MATERIAL FOR THIS EXERCISE:
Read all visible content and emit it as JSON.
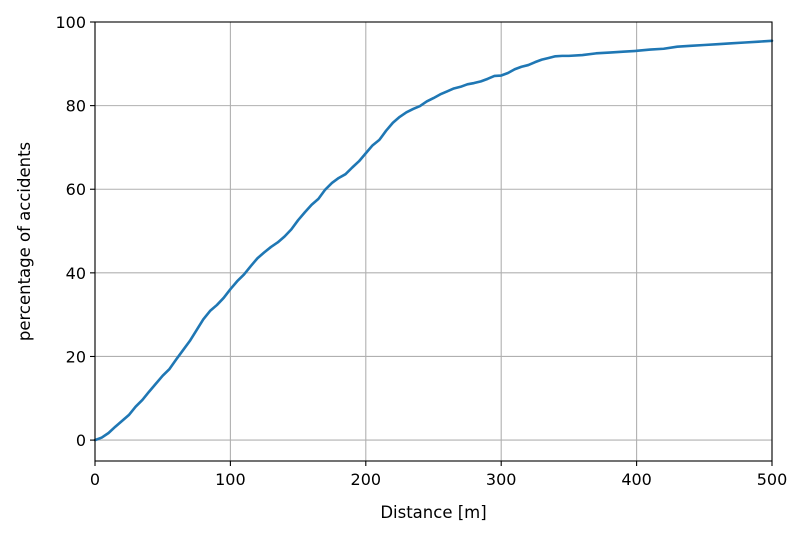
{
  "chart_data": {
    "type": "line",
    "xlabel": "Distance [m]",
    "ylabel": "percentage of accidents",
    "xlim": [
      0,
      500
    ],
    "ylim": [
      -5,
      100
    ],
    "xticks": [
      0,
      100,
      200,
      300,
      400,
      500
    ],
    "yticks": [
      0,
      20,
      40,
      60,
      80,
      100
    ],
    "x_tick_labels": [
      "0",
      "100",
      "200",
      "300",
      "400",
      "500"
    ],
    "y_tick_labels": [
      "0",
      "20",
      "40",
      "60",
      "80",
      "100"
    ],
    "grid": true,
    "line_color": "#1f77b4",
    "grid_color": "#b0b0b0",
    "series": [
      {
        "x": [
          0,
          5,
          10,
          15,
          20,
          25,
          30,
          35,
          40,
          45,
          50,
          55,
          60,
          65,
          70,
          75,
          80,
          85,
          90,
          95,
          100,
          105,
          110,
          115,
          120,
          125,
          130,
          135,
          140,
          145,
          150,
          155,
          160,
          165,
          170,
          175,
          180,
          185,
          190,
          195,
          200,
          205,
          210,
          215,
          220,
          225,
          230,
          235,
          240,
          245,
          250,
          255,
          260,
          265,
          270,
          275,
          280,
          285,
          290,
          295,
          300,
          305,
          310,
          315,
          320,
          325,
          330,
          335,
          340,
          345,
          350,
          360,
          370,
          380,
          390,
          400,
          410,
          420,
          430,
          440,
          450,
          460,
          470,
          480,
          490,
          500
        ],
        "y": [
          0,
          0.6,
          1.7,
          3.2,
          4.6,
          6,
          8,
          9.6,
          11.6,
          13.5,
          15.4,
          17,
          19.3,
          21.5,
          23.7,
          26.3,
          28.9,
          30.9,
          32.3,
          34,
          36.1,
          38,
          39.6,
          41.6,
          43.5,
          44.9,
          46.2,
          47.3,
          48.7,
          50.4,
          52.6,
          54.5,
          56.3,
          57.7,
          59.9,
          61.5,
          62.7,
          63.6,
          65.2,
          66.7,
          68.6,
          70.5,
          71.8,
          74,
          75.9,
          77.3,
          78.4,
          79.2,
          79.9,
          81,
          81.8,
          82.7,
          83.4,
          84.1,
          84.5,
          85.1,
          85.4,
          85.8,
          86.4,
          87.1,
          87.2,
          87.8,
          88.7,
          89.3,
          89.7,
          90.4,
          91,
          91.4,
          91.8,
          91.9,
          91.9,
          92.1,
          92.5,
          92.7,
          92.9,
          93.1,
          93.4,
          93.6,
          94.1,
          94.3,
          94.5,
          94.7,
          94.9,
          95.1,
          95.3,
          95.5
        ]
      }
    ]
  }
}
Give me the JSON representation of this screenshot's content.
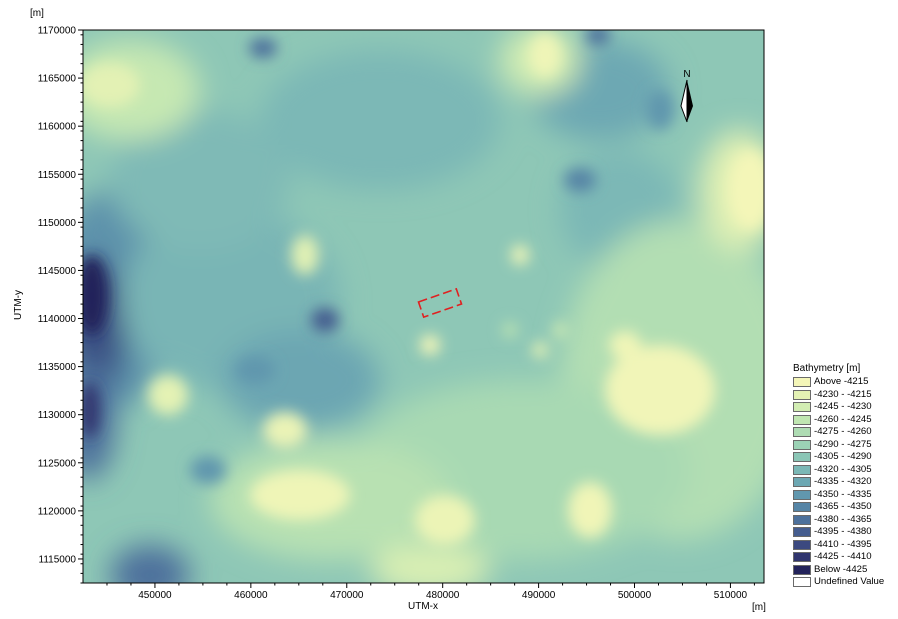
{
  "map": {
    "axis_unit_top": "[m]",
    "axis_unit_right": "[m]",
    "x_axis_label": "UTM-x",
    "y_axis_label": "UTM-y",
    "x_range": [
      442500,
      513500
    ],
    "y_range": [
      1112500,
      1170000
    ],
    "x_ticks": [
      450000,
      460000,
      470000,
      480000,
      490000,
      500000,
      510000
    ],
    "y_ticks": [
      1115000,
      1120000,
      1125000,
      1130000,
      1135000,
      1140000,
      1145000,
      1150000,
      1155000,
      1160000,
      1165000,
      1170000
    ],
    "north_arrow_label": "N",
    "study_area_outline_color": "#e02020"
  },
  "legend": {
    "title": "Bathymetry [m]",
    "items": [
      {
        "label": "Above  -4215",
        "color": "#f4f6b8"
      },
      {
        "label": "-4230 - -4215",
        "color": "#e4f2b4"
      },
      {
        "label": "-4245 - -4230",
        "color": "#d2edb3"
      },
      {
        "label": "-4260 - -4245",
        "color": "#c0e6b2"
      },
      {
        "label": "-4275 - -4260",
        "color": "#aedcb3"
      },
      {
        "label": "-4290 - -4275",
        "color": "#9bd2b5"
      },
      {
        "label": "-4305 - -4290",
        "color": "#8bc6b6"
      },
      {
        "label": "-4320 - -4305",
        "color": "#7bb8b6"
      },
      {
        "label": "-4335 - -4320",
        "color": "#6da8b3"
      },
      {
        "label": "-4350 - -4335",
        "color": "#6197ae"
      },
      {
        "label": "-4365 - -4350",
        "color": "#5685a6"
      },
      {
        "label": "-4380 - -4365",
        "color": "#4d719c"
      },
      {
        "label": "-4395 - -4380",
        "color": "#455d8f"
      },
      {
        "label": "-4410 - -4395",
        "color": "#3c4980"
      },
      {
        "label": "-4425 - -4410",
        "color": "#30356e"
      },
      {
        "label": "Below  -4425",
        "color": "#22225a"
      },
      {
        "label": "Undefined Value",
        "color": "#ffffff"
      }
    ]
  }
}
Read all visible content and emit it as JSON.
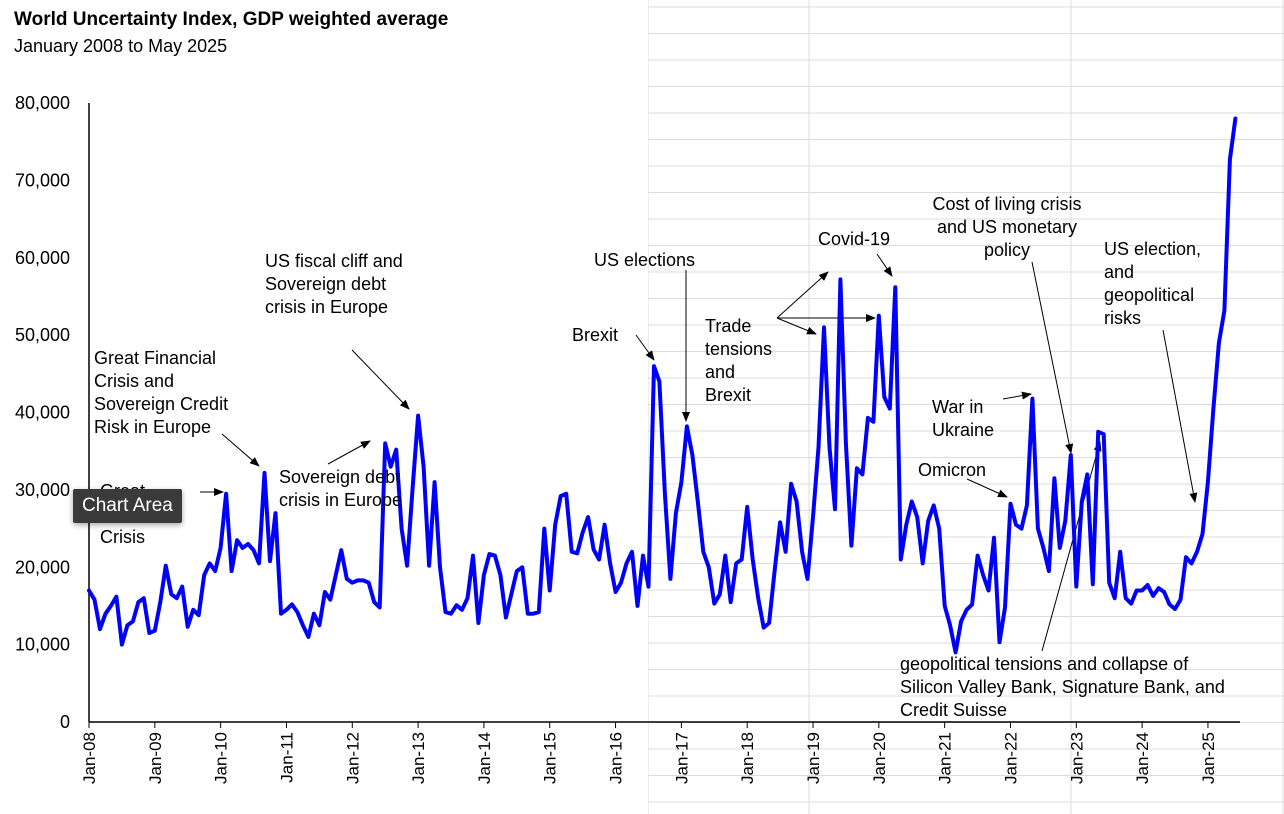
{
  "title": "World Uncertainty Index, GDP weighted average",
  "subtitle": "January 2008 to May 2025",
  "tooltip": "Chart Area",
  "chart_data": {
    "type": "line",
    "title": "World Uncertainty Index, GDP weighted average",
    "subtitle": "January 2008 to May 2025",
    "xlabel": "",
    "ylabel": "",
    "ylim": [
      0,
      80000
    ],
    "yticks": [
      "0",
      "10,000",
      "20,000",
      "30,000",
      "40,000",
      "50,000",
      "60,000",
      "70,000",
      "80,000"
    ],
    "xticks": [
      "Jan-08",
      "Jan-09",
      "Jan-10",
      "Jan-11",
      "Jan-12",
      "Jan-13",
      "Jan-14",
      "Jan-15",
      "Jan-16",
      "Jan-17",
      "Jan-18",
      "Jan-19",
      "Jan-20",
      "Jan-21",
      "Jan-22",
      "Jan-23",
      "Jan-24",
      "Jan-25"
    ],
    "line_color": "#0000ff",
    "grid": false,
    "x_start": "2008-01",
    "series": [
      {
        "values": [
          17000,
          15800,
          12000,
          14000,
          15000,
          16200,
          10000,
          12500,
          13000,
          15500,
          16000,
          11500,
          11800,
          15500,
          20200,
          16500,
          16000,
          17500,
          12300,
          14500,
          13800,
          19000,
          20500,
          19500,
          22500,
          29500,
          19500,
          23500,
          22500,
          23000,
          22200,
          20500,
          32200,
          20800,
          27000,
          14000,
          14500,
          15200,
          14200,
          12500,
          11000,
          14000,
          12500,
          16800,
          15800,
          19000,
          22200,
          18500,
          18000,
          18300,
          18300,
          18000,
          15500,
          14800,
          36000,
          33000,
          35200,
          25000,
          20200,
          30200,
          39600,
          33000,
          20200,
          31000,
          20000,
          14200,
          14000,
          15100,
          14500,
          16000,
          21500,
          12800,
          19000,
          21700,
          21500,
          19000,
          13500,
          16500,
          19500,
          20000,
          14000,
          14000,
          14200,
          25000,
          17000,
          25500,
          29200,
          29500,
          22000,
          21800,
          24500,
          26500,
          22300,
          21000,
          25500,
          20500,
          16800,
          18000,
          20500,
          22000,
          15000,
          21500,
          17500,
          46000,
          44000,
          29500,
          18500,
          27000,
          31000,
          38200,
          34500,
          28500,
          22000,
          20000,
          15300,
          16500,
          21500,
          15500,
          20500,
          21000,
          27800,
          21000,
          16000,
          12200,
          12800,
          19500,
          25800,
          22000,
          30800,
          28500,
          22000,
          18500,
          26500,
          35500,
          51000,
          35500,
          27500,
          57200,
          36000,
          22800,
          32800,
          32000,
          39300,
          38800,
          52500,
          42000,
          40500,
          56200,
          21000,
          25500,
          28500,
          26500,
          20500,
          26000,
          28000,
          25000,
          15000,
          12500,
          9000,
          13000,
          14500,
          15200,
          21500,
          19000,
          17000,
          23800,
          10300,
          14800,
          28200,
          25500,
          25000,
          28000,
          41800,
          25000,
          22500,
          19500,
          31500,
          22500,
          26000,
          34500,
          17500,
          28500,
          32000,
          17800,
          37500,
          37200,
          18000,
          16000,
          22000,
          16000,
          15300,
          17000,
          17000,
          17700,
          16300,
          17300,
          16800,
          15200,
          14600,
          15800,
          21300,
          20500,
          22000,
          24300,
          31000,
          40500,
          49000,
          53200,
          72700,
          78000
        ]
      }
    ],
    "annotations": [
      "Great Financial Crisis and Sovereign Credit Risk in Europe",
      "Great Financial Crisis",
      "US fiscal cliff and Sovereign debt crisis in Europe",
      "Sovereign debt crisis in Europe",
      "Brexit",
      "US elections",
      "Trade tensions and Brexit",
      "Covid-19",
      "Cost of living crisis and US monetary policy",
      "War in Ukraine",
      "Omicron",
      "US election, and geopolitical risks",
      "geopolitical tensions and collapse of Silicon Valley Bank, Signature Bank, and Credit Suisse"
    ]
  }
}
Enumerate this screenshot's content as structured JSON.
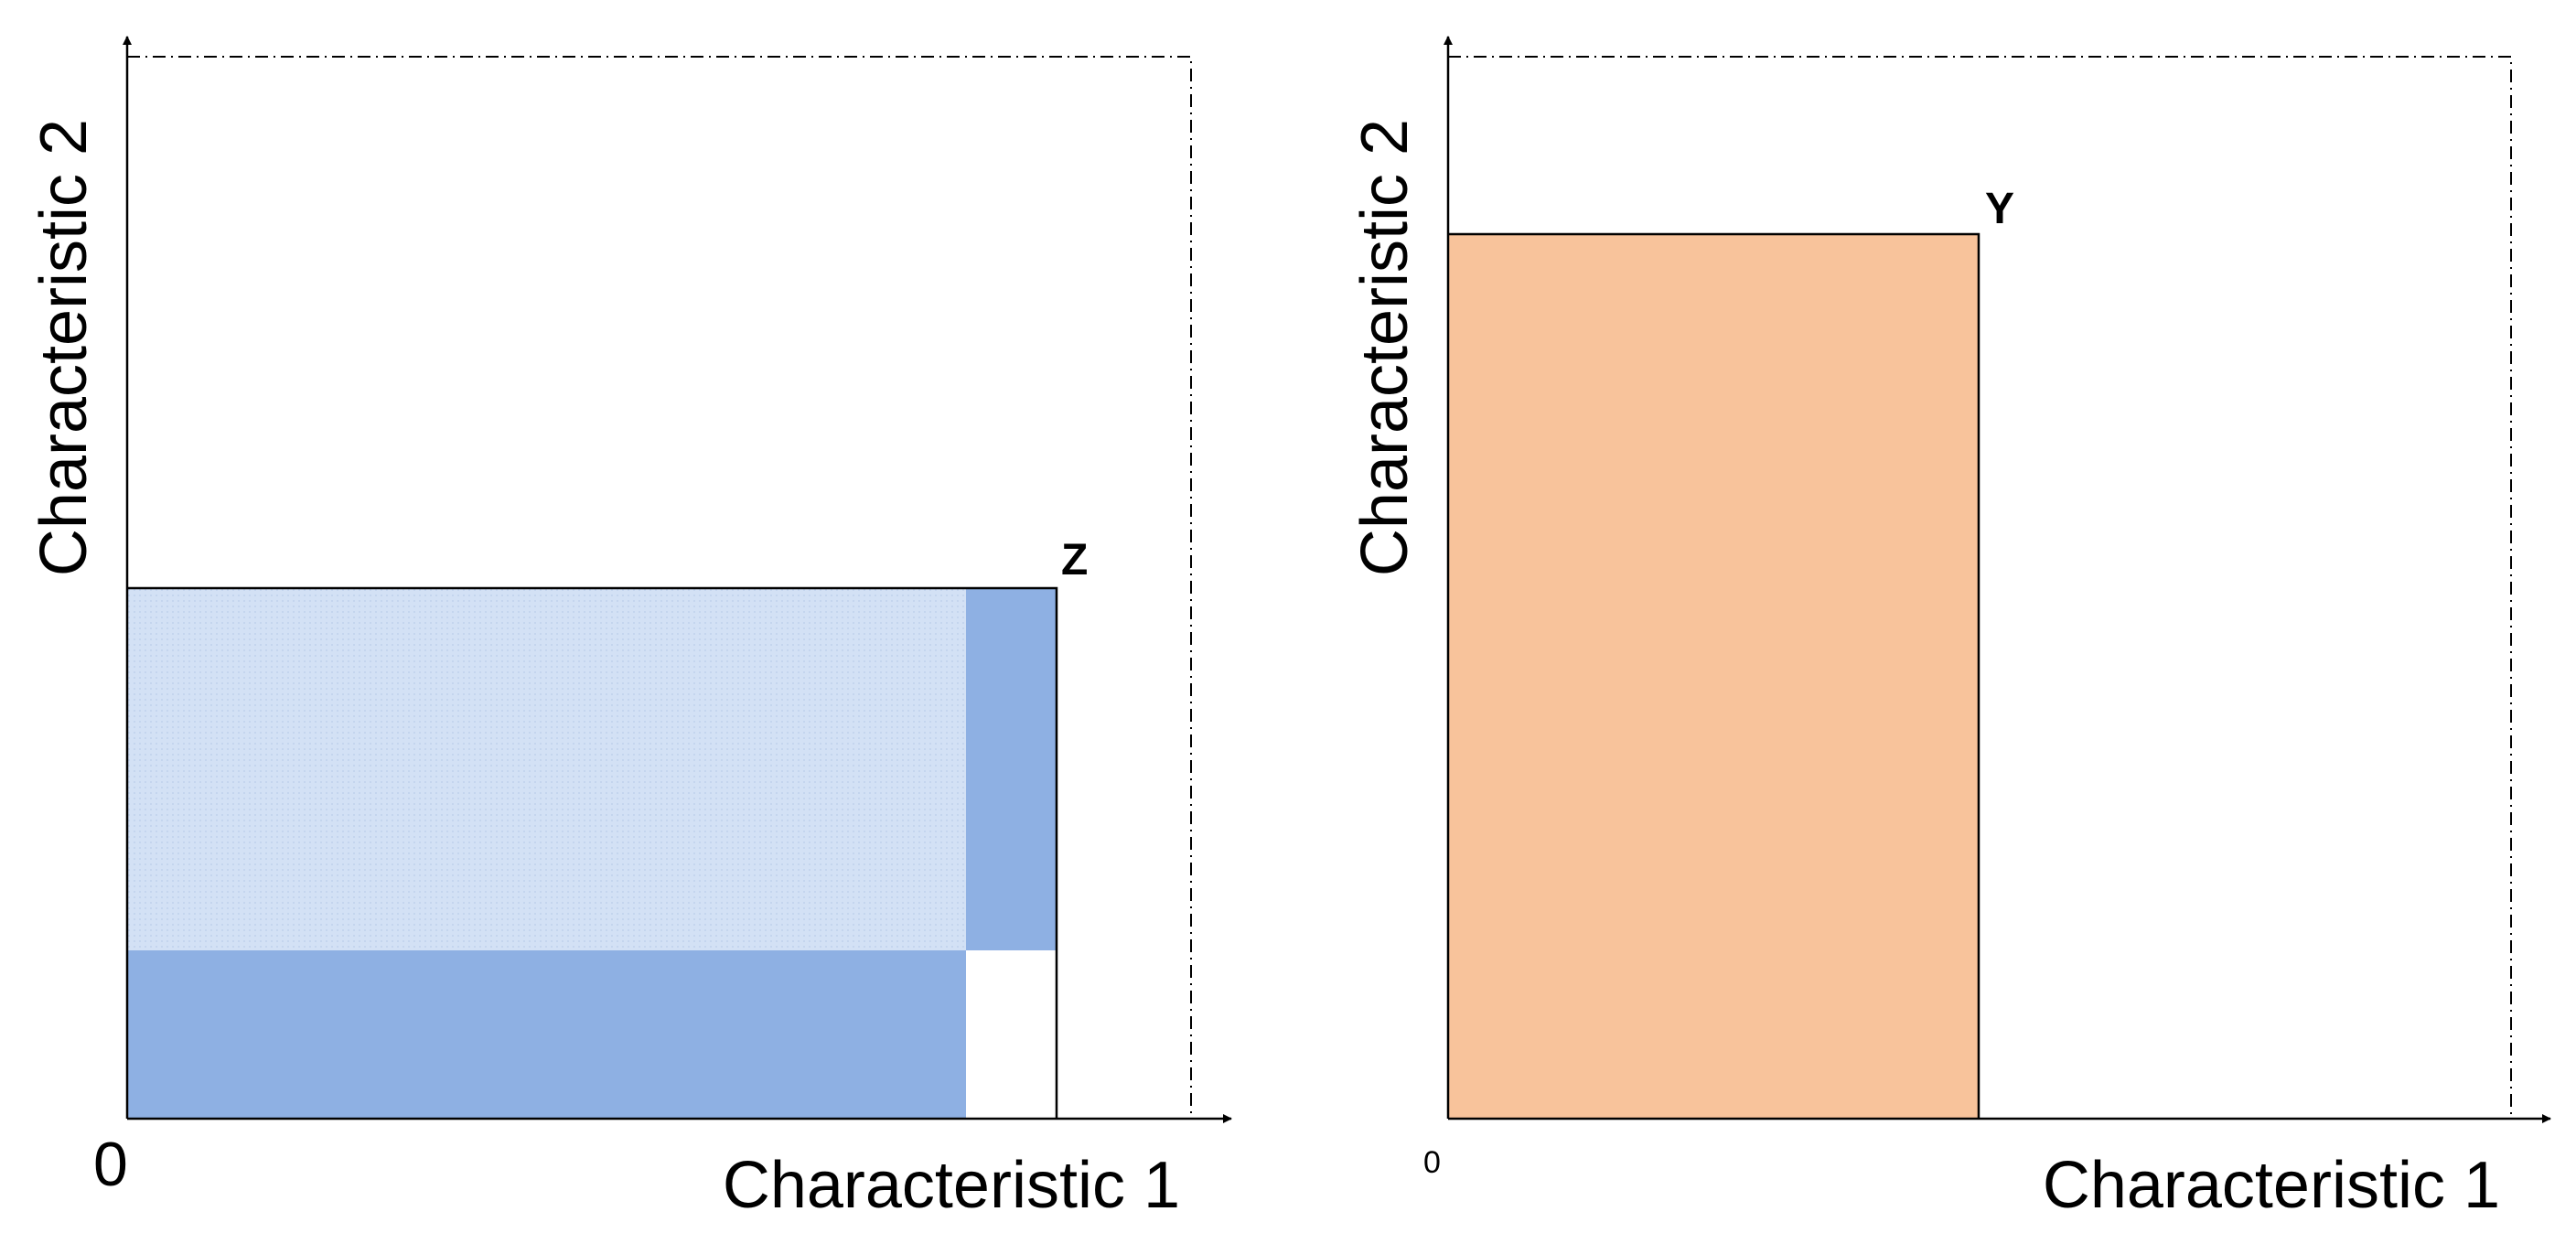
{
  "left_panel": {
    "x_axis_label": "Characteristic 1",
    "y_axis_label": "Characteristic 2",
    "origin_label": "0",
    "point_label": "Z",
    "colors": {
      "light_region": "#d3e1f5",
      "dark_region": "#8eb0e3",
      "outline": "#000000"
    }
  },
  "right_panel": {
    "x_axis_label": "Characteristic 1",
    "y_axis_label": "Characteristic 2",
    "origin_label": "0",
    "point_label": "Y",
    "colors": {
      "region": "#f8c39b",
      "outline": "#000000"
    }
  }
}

EXERCISE PROMPT: Restate word for word, please, the line containing "Enumerate this screenshot's" and all lines after it through the end of the material; the pictures do not belong in the copy.

SOLUTION:
Enumerate this screenshot's content as structured JSON.
{
  "left_panel": {
    "x_axis_label": "Characteristic 1",
    "y_axis_label": "Characteristic 2",
    "origin_label": "0",
    "point_label": "Z",
    "colors": {
      "light_region": "#d3e1f5",
      "dark_region": "#8eb0e3",
      "outline": "#000000"
    }
  },
  "right_panel": {
    "x_axis_label": "Characteristic 1",
    "y_axis_label": "Characteristic 2",
    "origin_label": "0",
    "point_label": "Y",
    "colors": {
      "region": "#f8c39b",
      "outline": "#000000"
    }
  }
}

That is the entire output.